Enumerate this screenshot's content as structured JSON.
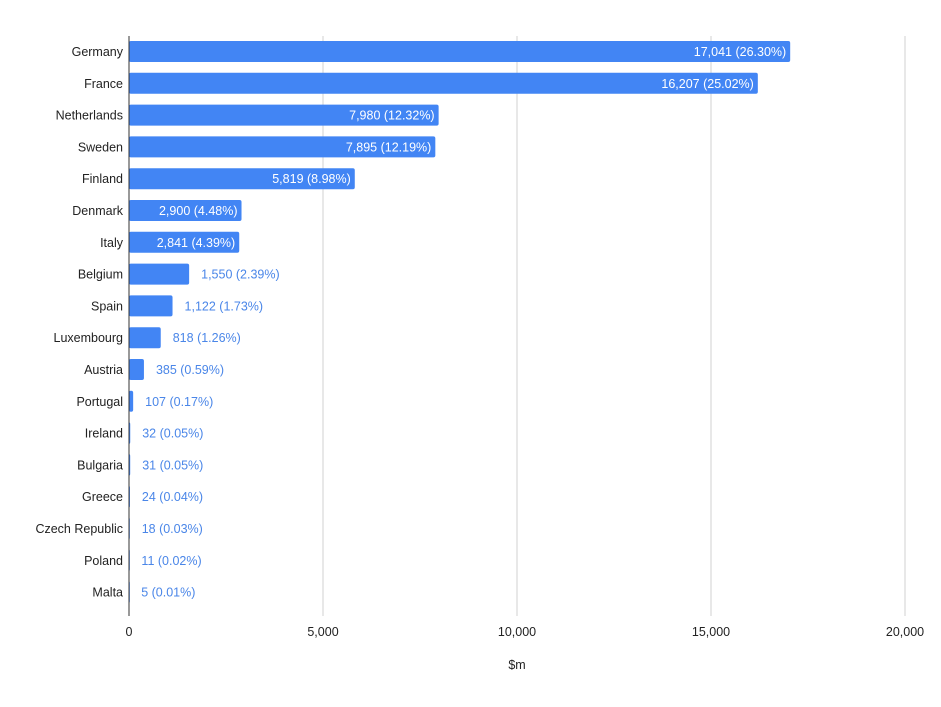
{
  "chart_data": {
    "type": "bar",
    "orientation": "horizontal",
    "title": "",
    "xlabel": "$m",
    "ylabel": "",
    "xlim": [
      0,
      20000
    ],
    "xticks": [
      0,
      5000,
      10000,
      15000,
      20000
    ],
    "xtick_labels": [
      "0",
      "5,000",
      "10,000",
      "15,000",
      "20,000"
    ],
    "grid": true,
    "legend": "none",
    "bar_color": "#4285f4",
    "inside_label_color": "#ffffff",
    "outside_label_color": "#4a86e8",
    "categories": [
      "Germany",
      "France",
      "Netherlands",
      "Sweden",
      "Finland",
      "Denmark",
      "Italy",
      "Belgium",
      "Spain",
      "Luxembourg",
      "Austria",
      "Portugal",
      "Ireland",
      "Bulgaria",
      "Greece",
      "Czech Republic",
      "Poland",
      "Malta"
    ],
    "values": [
      17041,
      16207,
      7980,
      7895,
      5819,
      2900,
      2841,
      1550,
      1122,
      818,
      385,
      107,
      32,
      31,
      24,
      18,
      11,
      5
    ],
    "data_labels": [
      "17,041 (26.30%)",
      "16,207 (25.02%)",
      "7,980 (12.32%)",
      "7,895 (12.19%)",
      "5,819 (8.98%)",
      "2,900 (4.48%)",
      "2,841 (4.39%)",
      "1,550 (2.39%)",
      "1,122 (1.73%)",
      "818 (1.26%)",
      "385 (0.59%)",
      "107 (0.17%)",
      "32 (0.05%)",
      "31 (0.05%)",
      "24 (0.04%)",
      "18 (0.03%)",
      "11 (0.02%)",
      "5 (0.01%)"
    ]
  }
}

*Task statement*:
Repeat all the data as it stands, dropping any images it holds.

*Result for this task*:
Enumerate this screenshot's content as structured JSON.
{
  "chart_data": {
    "type": "bar",
    "orientation": "horizontal",
    "title": "",
    "xlabel": "$m",
    "ylabel": "",
    "xlim": [
      0,
      20000
    ],
    "xticks": [
      0,
      5000,
      10000,
      15000,
      20000
    ],
    "xtick_labels": [
      "0",
      "5,000",
      "10,000",
      "15,000",
      "20,000"
    ],
    "grid": true,
    "legend": "none",
    "bar_color": "#4285f4",
    "inside_label_color": "#ffffff",
    "outside_label_color": "#4a86e8",
    "categories": [
      "Germany",
      "France",
      "Netherlands",
      "Sweden",
      "Finland",
      "Denmark",
      "Italy",
      "Belgium",
      "Spain",
      "Luxembourg",
      "Austria",
      "Portugal",
      "Ireland",
      "Bulgaria",
      "Greece",
      "Czech Republic",
      "Poland",
      "Malta"
    ],
    "values": [
      17041,
      16207,
      7980,
      7895,
      5819,
      2900,
      2841,
      1550,
      1122,
      818,
      385,
      107,
      32,
      31,
      24,
      18,
      11,
      5
    ],
    "data_labels": [
      "17,041 (26.30%)",
      "16,207 (25.02%)",
      "7,980 (12.32%)",
      "7,895 (12.19%)",
      "5,819 (8.98%)",
      "2,900 (4.48%)",
      "2,841 (4.39%)",
      "1,550 (2.39%)",
      "1,122 (1.73%)",
      "818 (1.26%)",
      "385 (0.59%)",
      "107 (0.17%)",
      "32 (0.05%)",
      "31 (0.05%)",
      "24 (0.04%)",
      "18 (0.03%)",
      "11 (0.02%)",
      "5 (0.01%)"
    ]
  }
}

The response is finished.